--- begin Working data ---
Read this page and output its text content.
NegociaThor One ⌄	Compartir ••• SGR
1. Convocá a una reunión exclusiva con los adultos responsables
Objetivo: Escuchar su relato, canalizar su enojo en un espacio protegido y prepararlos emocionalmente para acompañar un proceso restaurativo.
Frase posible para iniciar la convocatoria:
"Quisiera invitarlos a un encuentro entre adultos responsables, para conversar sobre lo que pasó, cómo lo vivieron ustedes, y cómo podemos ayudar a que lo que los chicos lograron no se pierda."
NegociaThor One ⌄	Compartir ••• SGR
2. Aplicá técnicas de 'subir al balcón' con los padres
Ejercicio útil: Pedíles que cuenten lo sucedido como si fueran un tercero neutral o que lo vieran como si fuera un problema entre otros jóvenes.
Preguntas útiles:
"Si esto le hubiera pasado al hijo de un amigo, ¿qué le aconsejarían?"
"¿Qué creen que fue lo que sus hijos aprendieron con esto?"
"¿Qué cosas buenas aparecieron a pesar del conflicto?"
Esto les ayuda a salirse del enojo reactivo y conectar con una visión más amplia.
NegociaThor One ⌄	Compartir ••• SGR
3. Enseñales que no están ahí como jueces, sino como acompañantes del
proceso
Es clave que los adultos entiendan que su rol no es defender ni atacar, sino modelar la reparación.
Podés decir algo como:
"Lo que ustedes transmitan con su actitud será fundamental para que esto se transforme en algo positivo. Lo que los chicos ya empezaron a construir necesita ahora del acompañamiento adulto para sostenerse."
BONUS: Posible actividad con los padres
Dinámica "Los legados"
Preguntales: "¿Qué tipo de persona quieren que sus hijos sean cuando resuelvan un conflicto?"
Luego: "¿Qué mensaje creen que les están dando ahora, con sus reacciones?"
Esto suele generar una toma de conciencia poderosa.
--- end Working data ---
**Required work:**
Lines from the records above that hold "proceso" are the ones to list.

**Result for this task:**
Objetivo: Escuchar su relato, canalizar su enojo en un espacio protegido y prepararlos emocionalmente para acompañar un proceso restaurativo.
proceso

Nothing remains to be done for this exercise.